— Begin Material provided —
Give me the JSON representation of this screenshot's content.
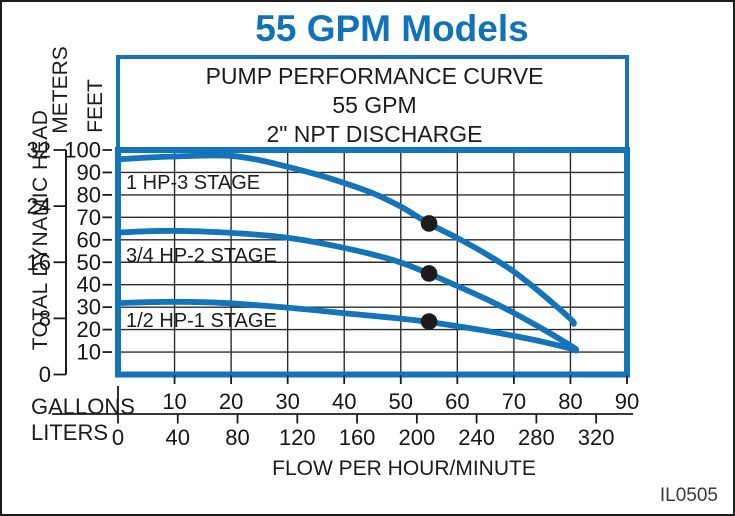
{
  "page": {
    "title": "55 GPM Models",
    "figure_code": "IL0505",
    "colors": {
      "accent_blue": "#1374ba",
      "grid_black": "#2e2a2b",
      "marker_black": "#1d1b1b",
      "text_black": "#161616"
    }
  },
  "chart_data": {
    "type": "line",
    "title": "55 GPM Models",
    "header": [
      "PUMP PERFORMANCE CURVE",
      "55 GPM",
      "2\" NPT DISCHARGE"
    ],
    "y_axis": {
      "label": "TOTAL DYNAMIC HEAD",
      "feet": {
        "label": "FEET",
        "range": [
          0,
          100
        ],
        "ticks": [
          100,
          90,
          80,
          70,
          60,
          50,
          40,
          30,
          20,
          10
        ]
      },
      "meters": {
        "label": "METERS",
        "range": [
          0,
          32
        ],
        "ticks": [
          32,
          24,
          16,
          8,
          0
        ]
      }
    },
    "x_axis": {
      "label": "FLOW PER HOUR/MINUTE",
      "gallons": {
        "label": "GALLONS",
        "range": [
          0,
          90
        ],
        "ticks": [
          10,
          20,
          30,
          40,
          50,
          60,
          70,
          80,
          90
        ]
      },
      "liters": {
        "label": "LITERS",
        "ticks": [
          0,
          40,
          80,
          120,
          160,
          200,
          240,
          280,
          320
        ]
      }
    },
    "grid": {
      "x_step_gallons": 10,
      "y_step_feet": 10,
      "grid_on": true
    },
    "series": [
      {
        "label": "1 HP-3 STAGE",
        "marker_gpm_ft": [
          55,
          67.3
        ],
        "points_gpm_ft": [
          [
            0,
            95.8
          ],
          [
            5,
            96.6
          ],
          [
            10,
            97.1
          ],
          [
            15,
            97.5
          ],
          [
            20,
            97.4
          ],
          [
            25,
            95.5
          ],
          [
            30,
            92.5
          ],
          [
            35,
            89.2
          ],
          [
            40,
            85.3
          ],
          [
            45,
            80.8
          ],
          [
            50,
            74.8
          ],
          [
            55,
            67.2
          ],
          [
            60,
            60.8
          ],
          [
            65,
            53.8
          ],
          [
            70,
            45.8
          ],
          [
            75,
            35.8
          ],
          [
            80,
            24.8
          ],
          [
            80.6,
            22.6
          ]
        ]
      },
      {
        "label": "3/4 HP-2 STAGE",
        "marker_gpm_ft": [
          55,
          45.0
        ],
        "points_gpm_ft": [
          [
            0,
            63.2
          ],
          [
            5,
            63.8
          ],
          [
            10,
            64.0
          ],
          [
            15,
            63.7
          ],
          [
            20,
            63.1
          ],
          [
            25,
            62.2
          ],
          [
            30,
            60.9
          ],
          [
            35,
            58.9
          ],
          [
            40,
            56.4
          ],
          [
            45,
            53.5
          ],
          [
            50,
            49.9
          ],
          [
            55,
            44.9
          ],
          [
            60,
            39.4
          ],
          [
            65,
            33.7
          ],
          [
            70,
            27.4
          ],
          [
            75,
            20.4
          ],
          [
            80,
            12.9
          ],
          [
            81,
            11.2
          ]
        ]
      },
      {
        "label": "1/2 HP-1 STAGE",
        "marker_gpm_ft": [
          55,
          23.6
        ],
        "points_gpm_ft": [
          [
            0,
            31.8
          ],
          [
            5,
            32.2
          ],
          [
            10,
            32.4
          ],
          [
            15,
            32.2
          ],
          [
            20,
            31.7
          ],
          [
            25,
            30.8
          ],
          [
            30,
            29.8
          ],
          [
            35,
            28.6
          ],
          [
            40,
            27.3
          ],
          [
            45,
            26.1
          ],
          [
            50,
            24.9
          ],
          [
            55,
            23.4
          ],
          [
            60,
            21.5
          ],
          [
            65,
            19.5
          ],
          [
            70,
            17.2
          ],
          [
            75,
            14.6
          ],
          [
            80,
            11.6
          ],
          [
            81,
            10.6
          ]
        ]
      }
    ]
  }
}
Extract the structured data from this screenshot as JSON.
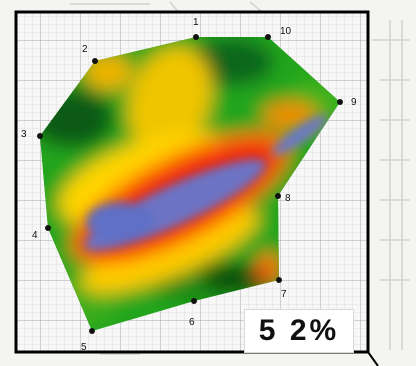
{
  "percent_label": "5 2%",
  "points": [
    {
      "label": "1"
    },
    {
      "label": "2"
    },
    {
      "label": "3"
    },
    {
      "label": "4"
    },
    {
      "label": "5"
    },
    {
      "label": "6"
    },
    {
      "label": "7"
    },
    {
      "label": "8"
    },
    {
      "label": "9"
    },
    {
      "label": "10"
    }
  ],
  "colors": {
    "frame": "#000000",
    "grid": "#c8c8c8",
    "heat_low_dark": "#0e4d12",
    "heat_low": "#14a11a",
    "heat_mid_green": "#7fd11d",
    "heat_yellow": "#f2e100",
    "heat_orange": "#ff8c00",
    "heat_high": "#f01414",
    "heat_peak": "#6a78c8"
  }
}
— End Material provided —
Exercise requirements: From the entries, copy out each line containing the word "JSON".

Response to the task:
Give me the JSON representation of this screenshot's content.
Extract the structured data from this screenshot as JSON.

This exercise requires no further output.